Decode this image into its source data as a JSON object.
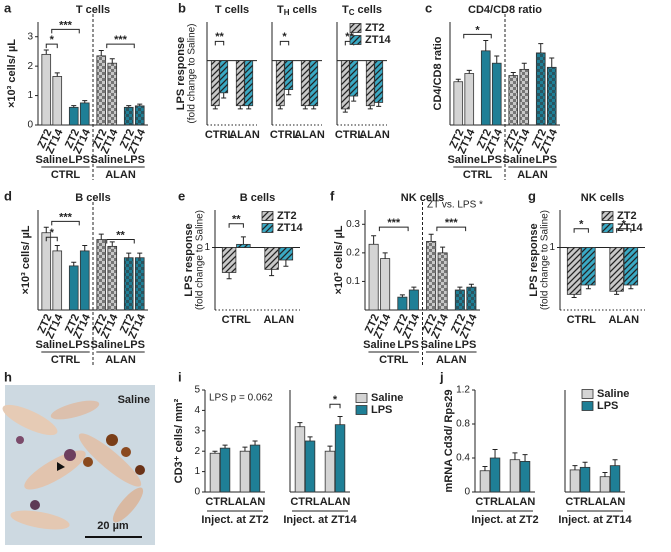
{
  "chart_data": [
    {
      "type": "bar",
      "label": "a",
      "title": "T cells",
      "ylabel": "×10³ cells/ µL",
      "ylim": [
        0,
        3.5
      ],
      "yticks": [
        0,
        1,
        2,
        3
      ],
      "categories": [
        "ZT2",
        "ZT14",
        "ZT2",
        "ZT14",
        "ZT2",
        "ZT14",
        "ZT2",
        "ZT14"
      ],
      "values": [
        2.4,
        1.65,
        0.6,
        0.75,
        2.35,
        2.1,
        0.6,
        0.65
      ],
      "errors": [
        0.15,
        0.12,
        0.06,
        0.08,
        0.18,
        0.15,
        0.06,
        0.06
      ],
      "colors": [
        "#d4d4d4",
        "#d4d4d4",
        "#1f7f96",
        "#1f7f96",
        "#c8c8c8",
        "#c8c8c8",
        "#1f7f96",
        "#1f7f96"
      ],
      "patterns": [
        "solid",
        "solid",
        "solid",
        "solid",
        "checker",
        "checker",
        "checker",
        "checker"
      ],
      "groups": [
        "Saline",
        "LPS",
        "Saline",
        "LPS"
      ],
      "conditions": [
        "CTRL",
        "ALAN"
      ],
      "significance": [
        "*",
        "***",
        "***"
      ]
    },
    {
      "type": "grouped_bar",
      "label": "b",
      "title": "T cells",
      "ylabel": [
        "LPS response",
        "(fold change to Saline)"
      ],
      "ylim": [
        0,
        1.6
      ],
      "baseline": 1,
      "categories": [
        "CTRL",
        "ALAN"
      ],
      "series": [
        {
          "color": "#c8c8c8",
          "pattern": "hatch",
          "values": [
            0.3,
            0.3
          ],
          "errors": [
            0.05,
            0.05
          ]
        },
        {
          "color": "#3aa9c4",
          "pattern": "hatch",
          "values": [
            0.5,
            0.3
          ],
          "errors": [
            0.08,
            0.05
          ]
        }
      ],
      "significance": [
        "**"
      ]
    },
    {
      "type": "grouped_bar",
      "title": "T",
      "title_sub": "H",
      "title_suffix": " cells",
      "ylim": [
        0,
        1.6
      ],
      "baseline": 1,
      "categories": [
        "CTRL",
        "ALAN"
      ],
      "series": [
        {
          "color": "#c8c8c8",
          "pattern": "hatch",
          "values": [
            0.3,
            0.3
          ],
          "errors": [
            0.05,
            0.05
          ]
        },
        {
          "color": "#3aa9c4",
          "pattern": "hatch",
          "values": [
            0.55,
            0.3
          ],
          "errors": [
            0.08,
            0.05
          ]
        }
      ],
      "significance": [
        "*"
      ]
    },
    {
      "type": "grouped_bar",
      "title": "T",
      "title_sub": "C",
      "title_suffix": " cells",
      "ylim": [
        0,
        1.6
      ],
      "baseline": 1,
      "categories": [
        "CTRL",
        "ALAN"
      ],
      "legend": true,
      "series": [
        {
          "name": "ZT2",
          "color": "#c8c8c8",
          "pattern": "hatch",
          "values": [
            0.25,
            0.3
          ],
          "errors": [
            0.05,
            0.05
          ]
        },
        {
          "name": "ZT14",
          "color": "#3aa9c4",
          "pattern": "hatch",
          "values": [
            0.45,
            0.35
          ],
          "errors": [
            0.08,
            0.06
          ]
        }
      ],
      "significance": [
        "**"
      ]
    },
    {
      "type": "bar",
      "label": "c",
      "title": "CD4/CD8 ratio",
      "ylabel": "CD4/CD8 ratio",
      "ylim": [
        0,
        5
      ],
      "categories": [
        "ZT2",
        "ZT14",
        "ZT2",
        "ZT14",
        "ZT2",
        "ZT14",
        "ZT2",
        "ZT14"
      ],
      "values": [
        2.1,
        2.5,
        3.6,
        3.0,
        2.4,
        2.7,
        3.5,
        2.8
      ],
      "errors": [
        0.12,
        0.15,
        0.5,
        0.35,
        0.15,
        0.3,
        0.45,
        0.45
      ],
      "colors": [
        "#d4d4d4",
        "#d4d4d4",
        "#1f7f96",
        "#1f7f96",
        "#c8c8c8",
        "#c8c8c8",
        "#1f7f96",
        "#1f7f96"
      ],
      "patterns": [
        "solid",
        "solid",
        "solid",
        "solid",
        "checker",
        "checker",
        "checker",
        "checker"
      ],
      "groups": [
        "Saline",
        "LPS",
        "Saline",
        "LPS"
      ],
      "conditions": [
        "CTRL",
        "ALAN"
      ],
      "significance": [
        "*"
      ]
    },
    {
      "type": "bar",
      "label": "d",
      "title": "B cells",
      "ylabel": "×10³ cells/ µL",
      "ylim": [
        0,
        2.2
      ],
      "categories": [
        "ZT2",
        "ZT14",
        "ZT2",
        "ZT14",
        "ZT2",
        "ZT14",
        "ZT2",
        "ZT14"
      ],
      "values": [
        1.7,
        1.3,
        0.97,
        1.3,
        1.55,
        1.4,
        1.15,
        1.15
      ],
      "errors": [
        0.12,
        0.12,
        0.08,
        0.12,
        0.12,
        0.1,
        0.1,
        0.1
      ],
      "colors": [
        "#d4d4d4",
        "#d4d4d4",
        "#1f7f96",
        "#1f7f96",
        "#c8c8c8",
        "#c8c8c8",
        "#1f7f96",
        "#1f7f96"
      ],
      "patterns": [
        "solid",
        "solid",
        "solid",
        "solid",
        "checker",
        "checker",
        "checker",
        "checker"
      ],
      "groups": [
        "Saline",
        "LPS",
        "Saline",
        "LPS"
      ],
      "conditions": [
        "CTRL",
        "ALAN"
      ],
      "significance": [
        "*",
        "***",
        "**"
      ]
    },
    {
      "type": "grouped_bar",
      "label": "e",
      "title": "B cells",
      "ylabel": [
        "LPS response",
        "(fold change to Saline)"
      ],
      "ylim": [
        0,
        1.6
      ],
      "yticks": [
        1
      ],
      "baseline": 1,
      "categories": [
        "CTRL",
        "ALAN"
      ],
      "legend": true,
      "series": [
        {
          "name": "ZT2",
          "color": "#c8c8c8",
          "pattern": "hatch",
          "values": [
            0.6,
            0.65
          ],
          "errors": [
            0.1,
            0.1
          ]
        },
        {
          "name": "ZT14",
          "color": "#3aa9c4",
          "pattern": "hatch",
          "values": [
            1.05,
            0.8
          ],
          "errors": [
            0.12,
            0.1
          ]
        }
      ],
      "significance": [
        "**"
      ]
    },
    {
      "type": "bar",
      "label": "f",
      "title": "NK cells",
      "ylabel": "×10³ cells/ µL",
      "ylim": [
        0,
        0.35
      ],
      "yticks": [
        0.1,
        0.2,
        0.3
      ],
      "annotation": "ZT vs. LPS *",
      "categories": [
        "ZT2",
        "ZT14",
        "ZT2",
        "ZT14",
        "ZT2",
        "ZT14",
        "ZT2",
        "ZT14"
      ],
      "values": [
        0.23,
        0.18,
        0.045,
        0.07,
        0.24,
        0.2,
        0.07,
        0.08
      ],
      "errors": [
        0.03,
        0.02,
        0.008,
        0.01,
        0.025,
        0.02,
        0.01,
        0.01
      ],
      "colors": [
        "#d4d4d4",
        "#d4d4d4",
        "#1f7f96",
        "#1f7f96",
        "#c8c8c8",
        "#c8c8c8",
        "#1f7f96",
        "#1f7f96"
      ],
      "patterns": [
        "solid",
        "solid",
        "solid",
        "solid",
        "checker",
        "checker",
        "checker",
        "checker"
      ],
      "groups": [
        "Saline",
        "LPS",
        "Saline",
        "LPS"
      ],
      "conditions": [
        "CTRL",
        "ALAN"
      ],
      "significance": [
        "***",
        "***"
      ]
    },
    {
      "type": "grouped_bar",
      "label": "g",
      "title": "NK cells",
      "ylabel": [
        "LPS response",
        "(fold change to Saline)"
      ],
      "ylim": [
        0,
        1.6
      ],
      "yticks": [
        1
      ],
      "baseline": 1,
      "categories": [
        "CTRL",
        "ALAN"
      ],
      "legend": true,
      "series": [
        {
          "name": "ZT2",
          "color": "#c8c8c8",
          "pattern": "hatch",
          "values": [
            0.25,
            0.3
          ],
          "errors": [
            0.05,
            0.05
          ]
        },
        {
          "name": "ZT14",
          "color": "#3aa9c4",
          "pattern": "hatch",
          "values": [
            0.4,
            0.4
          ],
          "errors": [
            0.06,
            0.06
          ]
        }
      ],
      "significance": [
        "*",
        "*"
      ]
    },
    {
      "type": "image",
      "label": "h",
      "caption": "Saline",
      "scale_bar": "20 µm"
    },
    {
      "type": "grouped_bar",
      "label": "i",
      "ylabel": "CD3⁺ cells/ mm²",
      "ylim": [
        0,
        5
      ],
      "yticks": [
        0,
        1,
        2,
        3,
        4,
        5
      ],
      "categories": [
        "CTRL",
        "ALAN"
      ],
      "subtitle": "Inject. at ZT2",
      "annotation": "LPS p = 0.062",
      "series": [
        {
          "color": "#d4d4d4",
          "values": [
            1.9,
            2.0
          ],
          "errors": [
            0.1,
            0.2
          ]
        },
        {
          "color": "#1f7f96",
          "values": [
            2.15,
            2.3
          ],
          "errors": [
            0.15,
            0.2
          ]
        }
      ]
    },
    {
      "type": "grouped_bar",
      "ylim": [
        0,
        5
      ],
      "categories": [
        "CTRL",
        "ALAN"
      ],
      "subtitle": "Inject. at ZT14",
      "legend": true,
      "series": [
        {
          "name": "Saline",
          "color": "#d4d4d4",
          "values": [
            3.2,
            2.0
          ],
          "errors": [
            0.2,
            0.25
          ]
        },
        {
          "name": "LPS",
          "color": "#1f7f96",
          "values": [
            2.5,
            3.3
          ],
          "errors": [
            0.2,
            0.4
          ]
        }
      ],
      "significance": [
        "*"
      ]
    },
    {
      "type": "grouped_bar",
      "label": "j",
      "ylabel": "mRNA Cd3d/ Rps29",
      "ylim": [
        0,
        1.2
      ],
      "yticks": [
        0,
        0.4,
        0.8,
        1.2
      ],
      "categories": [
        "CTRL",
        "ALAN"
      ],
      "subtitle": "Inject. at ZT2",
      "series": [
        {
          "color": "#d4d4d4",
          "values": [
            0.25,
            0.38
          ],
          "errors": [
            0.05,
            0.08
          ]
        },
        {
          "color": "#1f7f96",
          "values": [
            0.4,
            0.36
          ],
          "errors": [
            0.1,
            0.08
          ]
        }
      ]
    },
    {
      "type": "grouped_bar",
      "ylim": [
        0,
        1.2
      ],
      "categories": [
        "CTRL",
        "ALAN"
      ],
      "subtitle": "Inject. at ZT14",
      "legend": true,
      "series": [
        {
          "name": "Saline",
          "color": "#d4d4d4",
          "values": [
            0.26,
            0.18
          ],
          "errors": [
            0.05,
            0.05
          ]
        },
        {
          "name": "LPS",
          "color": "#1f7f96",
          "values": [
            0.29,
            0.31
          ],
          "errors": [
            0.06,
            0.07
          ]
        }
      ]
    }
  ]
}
--
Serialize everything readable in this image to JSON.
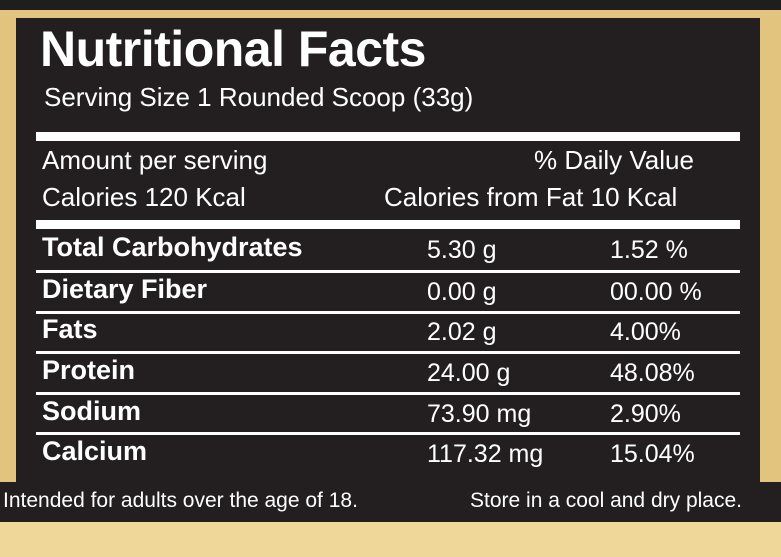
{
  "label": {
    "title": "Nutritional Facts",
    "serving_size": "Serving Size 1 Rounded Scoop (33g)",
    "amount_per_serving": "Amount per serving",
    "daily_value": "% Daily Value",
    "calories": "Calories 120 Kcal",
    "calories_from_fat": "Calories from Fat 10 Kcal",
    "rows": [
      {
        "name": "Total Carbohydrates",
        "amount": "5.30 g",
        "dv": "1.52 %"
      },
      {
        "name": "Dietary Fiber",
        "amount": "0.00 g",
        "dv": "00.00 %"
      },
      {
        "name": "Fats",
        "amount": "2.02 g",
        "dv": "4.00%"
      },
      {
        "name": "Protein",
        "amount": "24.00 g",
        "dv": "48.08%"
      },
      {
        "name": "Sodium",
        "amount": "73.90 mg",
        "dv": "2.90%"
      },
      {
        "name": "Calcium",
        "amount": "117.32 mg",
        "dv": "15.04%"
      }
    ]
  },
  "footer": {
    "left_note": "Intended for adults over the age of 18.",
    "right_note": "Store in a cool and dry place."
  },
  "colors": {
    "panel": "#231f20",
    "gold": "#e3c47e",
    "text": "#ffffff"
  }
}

- _Task instructions_: Would you copy out each line of the records above where the word "image" occurs?

- _Task answer_:
Decode this image into its source data as a JSON object.
      "type": "image",
Serialize everything readable in this image to JSON.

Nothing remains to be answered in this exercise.